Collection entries
>> START
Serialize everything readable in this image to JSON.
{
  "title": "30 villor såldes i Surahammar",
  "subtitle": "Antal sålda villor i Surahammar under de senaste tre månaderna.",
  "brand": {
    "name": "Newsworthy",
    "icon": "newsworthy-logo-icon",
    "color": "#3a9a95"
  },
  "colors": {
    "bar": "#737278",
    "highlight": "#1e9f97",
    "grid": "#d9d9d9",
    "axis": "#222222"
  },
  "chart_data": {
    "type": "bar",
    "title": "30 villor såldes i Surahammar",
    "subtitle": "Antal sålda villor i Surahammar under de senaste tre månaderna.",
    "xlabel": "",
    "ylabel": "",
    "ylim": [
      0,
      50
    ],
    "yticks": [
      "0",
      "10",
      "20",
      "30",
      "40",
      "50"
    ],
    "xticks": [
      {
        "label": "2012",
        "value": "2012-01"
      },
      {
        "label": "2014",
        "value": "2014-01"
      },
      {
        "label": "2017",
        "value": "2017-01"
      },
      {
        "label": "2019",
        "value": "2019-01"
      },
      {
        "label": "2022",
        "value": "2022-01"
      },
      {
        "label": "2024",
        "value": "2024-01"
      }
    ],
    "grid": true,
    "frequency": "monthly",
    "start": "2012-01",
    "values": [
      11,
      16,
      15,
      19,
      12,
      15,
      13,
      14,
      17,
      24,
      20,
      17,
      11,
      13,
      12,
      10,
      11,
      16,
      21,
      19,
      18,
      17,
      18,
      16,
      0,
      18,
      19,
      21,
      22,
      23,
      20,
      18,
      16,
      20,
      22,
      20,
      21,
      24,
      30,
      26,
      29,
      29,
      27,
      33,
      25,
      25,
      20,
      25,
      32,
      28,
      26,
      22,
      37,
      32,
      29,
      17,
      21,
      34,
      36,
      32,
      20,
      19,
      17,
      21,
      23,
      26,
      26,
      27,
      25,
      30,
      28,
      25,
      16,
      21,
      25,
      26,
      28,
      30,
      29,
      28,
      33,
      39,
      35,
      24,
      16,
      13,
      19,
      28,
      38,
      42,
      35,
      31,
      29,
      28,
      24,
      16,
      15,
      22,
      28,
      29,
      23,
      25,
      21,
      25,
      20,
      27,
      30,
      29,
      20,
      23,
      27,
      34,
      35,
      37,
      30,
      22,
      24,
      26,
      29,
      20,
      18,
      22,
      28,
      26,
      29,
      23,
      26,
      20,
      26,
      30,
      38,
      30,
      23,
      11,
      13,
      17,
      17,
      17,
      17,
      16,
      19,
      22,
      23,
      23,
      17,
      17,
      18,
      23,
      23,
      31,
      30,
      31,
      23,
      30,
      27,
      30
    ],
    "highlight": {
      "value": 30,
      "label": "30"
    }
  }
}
>> END
Lines that include the word "såldes" are to be extracted from the data above.

Output
  "title": "30 villor såldes i Surahammar",
    "title": "30 villor såldes i Surahammar",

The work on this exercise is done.